■ DESCRIPTION OF THE TASK
Type out all the records word for word. Any pictures are to be left out.

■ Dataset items
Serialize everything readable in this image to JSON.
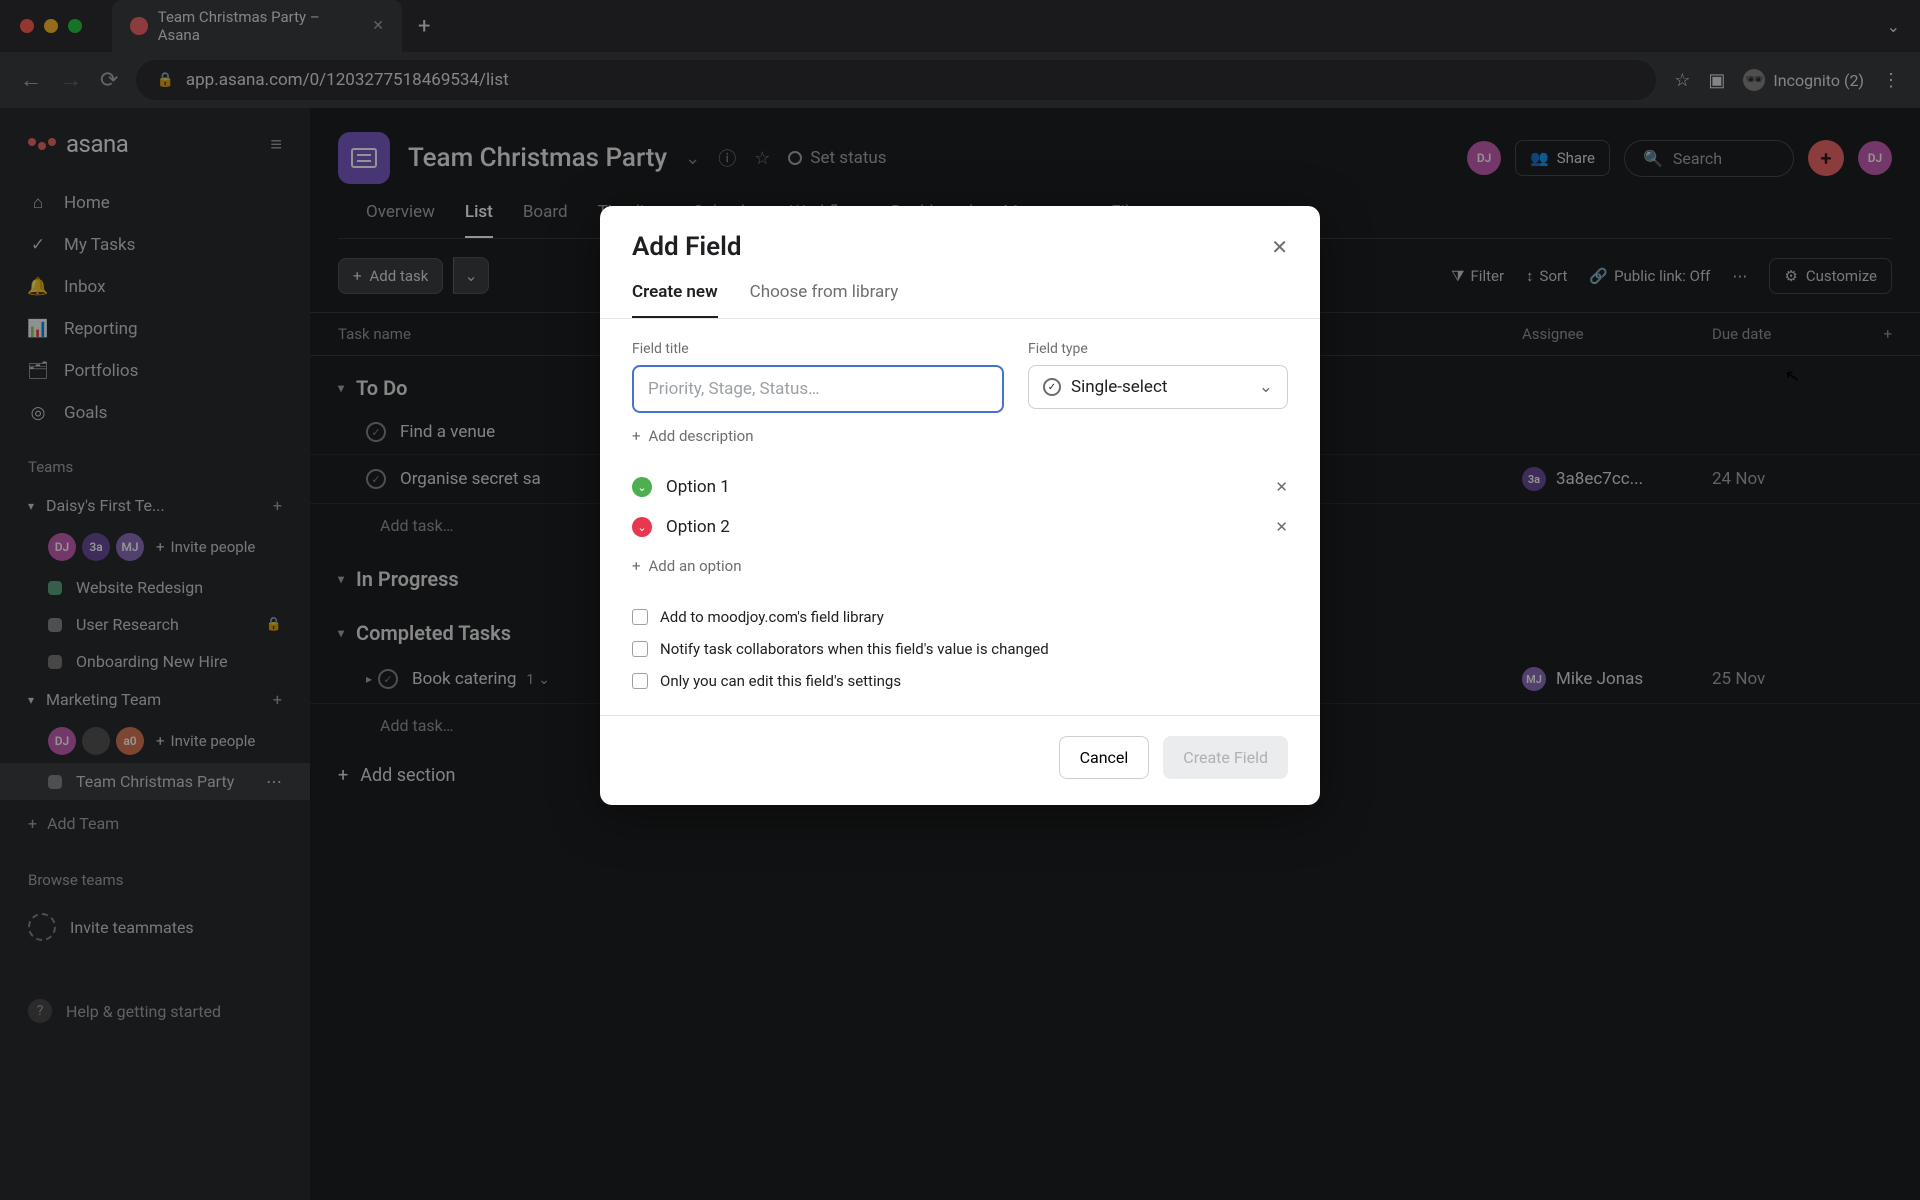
{
  "browser": {
    "tab_title": "Team Christmas Party – Asana",
    "url": "app.asana.com/0/1203277518469534/list",
    "incognito": "Incognito (2)"
  },
  "sidebar": {
    "logo": "asana",
    "nav": {
      "home": "Home",
      "my_tasks": "My Tasks",
      "inbox": "Inbox",
      "reporting": "Reporting",
      "portfolios": "Portfolios",
      "goals": "Goals"
    },
    "teams_label": "Teams",
    "team1": {
      "name": "Daisy's First Te...",
      "members": [
        "DJ",
        "3a",
        "MJ"
      ],
      "invite": "Invite people",
      "projects": {
        "p1": "Website Redesign",
        "p2": "User Research",
        "p3": "Onboarding New Hire"
      }
    },
    "team2": {
      "name": "Marketing Team",
      "members": [
        "DJ",
        "",
        "a0"
      ],
      "invite": "Invite people",
      "active_project": "Team Christmas Party"
    },
    "add_team": "Add Team",
    "browse_teams": "Browse teams",
    "invite_teammates": "Invite teammates",
    "help": "Help & getting started"
  },
  "project": {
    "title": "Team Christmas Party",
    "set_status": "Set status",
    "share": "Share",
    "search": "Search",
    "tabs": {
      "overview": "Overview",
      "list": "List",
      "board": "Board",
      "timeline": "Timeline",
      "calendar": "Calendar",
      "workflow": "Workflow",
      "dashboard": "Dashboard",
      "messages": "Messages",
      "files": "Files"
    }
  },
  "toolbar": {
    "add_task": "Add task",
    "filter": "Filter",
    "sort": "Sort",
    "public_link": "Public link: Off",
    "customize": "Customize"
  },
  "columns": {
    "task_name": "Task name",
    "assignee": "Assignee",
    "due_date": "Due date"
  },
  "sections": {
    "todo": {
      "name": "To Do",
      "tasks": {
        "t1": {
          "name": "Find a venue"
        },
        "t2": {
          "name": "Organise secret sa",
          "assignee_name": "3a8ec7cc...",
          "assignee_init": "3a",
          "due": "24 Nov"
        }
      },
      "add": "Add task…"
    },
    "in_progress": {
      "name": "In Progress"
    },
    "completed": {
      "name": "Completed Tasks",
      "tasks": {
        "t1": {
          "name": "Book catering",
          "subtasks": "1",
          "assignee_name": "Mike Jonas",
          "assignee_init": "MJ",
          "due": "25 Nov"
        }
      },
      "add": "Add task…"
    },
    "add_section": "Add section"
  },
  "modal": {
    "title": "Add Field",
    "tab_create": "Create new",
    "tab_library": "Choose from library",
    "field_title_label": "Field title",
    "field_title_placeholder": "Priority, Stage, Status…",
    "field_type_label": "Field type",
    "field_type_value": "Single-select",
    "add_description": "Add description",
    "option1": "Option 1",
    "option2": "Option 2",
    "add_option": "Add an option",
    "cb1": "Add to moodjoy.com's field library",
    "cb2": "Notify task collaborators when this field's value is changed",
    "cb3": "Only you can edit this field's settings",
    "cancel": "Cancel",
    "create": "Create Field"
  }
}
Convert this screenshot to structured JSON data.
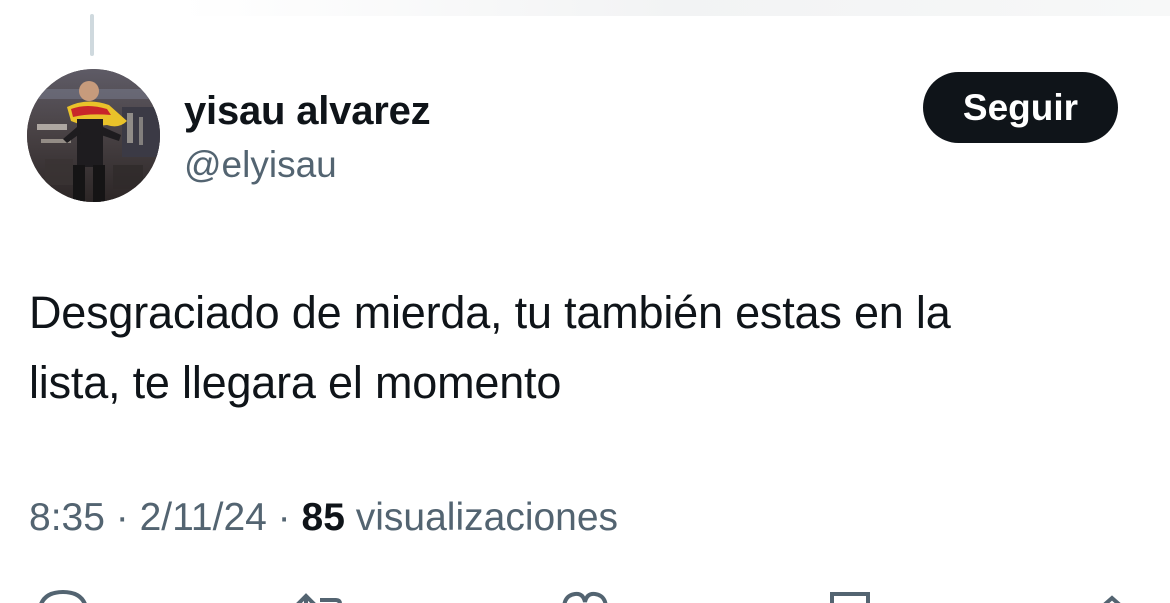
{
  "tweet": {
    "author": {
      "display_name": "yisau alvarez",
      "handle": "@elyisau",
      "avatar_icon": "profile-photo"
    },
    "follow_button_label": "Seguir",
    "text_lines": [
      "Desgraciado de mierda, tu también estas en la",
      "lista, te llegara el momento"
    ],
    "meta": {
      "time": "8:35",
      "separator": "·",
      "date": "2/11/24",
      "views_count": "85",
      "views_label": "visualizaciones"
    },
    "actions": [
      {
        "name": "reply",
        "icon": "reply-icon"
      },
      {
        "name": "retweet",
        "icon": "retweet-icon"
      },
      {
        "name": "like",
        "icon": "heart-icon"
      },
      {
        "name": "bookmark",
        "icon": "bookmark-icon"
      },
      {
        "name": "share",
        "icon": "share-icon"
      }
    ]
  },
  "colors": {
    "text_primary": "#0f1419",
    "text_secondary": "#536471",
    "button_bg": "#0f1419",
    "thread_line": "#cfd9de"
  }
}
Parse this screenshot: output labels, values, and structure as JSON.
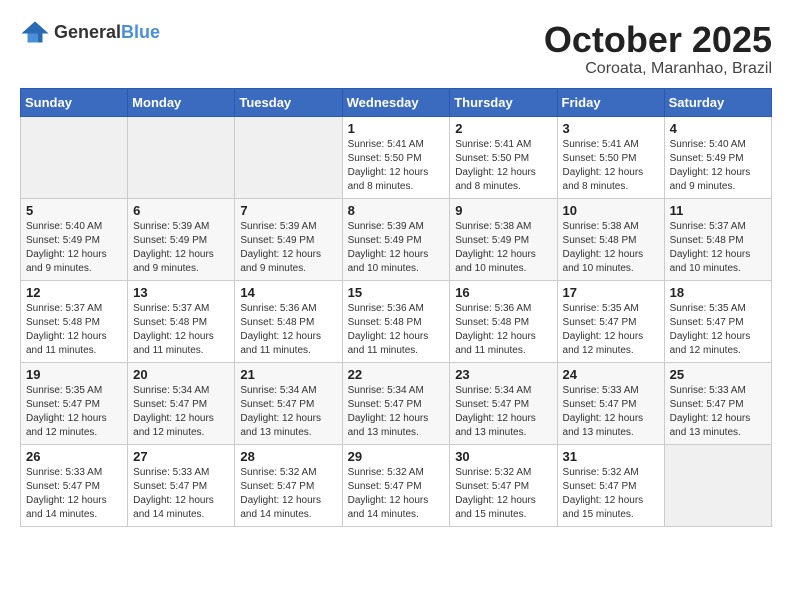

■ COMPLETE RESPONSE
Serialize everything readable in this image to JSON.
{
  "browser": {
    "tab_title": "Team Christmas Party – Asana",
    "url": "app.asana.com/0/1203277518469534/list",
    "incognito": "Incognito (2)"
  },
  "sidebar": {
    "logo": "asana",
    "nav": {
      "home": "Home",
      "my_tasks": "My Tasks",
      "inbox": "Inbox",
      "reporting": "Reporting",
      "portfolios": "Portfolios",
      "goals": "Goals"
    },
    "teams_label": "Teams",
    "team1": {
      "name": "Daisy's First Te...",
      "members": [
        "DJ",
        "3a",
        "MJ"
      ],
      "invite": "Invite people",
      "projects": {
        "p1": "Website Redesign",
        "p2": "User Research",
        "p3": "Onboarding New Hire"
      }
    },
    "team2": {
      "name": "Marketing Team",
      "members": [
        "DJ",
        "",
        "a0"
      ],
      "invite": "Invite people",
      "active_project": "Team Christmas Party"
    },
    "add_team": "Add Team",
    "browse_teams": "Browse teams",
    "invite_teammates": "Invite teammates",
    "help": "Help & getting started"
  },
  "project": {
    "title": "Team Christmas Party",
    "set_status": "Set status",
    "share": "Share",
    "search": "Search",
    "tabs": {
      "overview": "Overview",
      "list": "List",
      "board": "Board",
      "timeline": "Timeline",
      "calendar": "Calendar",
      "workflow": "Workflow",
      "dashboard": "Dashboard",
      "messages": "Messages",
      "files": "Files"
    }
  },
  "toolbar": {
    "add_task": "Add task",
    "filter": "Filter",
    "sort": "Sort",
    "public_link": "Public link: Off",
    "customize": "Customize"
  },
  "columns": {
    "task_name": "Task name",
    "assignee": "Assignee",
    "due_date": "Due date"
  },
  "sections": {
    "todo": {
      "name": "To Do",
      "tasks": {
        "t1": {
          "name": "Find a venue"
        },
        "t2": {
          "name": "Organise secret sa",
          "assignee_name": "3a8ec7cc...",
          "assignee_init": "3a",
          "due": "24 Nov"
        }
      },
      "add": "Add task…"
    },
    "in_progress": {
      "name": "In Progress"
    },
    "completed": {
      "name": "Completed Tasks",
      "tasks": {
        "t1": {
          "name": "Book catering",
          "subtasks": "1",
          "assignee_name": "Mike Jonas",
          "assignee_init": "MJ",
          "due": "25 Nov"
        }
      },
      "add": "Add task…"
    },
    "add_section": "Add section"
  },
  "modal": {
    "title": "Add Field",
    "tab_create": "Create new",
    "tab_library": "Choose from library",
    "field_title_label": "Field title",
    "field_title_placeholder": "Priority, Stage, Status…",
    "field_type_label": "Field type",
    "field_type_value": "Single-select",
    "add_description": "Add description",
    "option1": "Option 1",
    "option2": "Option 2",
    "add_option": "Add an option",
    "cb1": "Add to moodjoy.com's field library",
    "cb2": "Notify task collaborators when this field's value is changed",
    "cb3": "Only you can edit this field's settings",
    "cancel": "Cancel",
    "create": "Create Field"
  }
}
Convert this screenshot to structured JSON data.
{
  "tweet": {
    "author": {
      "display_name": "yisau alvarez",
      "handle": "@elyisau",
      "avatar_icon": "profile-photo"
    },
    "follow_button_label": "Seguir",
    "text_lines": [
      "Desgraciado de mierda, tu también estas en la",
      "lista, te llegara el momento"
    ],
    "meta": {
      "time": "8:35",
      "separator": "·",
      "date": "2/11/24",
      "views_count": "85",
      "views_label": "visualizaciones"
    },
    "actions": [
      {
        "name": "reply",
        "icon": "reply-icon"
      },
      {
        "name": "retweet",
        "icon": "retweet-icon"
      },
      {
        "name": "like",
        "icon": "heart-icon"
      },
      {
        "name": "bookmark",
        "icon": "bookmark-icon"
      },
      {
        "name": "share",
        "icon": "share-icon"
      }
    ]
  },
  "colors": {
    "text_primary": "#0f1419",
    "text_secondary": "#536471",
    "button_bg": "#0f1419",
    "thread_line": "#cfd9de"
  }
}
Parse this screenshot: output labels, values, and structure as JSON.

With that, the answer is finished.